> **Material provided**
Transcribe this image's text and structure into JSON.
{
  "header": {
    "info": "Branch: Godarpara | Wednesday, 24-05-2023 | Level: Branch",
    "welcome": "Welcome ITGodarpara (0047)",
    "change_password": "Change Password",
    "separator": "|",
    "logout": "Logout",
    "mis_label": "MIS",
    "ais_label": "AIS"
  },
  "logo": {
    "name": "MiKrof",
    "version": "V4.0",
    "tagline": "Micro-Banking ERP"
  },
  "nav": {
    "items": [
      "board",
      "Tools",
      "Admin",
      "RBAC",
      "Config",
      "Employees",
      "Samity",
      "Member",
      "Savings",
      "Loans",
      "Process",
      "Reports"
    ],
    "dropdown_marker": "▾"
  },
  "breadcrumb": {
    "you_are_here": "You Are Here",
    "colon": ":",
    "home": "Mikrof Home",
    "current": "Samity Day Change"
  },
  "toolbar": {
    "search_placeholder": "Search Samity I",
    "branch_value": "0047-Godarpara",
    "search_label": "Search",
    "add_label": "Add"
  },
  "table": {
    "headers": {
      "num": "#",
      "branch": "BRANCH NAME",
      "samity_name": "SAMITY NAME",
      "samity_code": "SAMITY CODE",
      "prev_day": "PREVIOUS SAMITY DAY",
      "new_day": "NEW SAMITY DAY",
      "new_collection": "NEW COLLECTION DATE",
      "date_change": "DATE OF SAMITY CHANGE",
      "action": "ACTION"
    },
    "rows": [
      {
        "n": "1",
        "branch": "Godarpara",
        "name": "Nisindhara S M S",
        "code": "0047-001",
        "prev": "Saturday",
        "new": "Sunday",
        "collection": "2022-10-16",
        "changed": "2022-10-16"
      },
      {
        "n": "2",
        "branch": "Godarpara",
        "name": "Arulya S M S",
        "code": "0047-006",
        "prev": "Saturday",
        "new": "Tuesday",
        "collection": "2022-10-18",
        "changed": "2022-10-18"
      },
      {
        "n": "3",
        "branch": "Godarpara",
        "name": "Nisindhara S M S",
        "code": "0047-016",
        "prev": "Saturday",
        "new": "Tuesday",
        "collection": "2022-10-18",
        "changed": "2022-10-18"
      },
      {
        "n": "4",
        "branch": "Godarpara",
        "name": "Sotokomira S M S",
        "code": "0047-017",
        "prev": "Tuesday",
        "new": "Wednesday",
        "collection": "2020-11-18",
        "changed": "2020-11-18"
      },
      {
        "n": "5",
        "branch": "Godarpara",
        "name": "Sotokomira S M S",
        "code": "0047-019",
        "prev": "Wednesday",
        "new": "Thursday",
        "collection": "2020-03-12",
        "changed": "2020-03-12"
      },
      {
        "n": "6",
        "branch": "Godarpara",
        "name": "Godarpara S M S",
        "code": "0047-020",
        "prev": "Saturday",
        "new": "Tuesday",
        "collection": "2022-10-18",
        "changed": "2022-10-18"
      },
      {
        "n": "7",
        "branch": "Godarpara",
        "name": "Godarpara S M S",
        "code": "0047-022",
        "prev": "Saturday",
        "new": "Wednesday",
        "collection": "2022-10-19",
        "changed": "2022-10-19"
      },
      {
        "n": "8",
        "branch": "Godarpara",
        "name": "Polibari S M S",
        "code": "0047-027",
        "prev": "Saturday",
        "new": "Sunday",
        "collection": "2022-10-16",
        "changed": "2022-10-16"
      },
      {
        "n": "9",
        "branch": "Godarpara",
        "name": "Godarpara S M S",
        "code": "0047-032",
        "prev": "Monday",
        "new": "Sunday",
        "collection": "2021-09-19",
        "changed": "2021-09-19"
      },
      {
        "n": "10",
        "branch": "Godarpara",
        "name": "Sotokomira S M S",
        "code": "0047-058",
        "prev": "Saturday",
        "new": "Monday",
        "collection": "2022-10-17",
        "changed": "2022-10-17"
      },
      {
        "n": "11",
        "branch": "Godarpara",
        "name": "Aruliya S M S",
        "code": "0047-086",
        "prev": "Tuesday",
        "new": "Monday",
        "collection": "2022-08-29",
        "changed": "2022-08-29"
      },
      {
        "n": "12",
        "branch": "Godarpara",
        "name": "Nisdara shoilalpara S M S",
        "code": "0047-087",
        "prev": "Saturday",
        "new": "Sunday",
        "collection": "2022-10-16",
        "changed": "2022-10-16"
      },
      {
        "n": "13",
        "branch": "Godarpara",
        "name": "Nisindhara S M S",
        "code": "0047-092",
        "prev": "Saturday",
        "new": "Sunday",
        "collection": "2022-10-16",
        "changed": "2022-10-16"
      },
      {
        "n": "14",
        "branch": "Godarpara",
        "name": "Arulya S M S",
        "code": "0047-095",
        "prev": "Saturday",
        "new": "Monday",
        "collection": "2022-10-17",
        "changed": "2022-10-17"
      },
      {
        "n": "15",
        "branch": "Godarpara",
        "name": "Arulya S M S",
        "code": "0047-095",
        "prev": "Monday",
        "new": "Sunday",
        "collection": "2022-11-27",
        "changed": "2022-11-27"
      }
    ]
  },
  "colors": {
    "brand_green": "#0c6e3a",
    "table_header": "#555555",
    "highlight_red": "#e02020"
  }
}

> **Directive**
Read through the entries and copy each line in which "DATE" appears.

> **Result for this task**
      "new_collection": "NEW COLLECTION DATE",
      "date_change": "DATE OF SAMITY CHANGE",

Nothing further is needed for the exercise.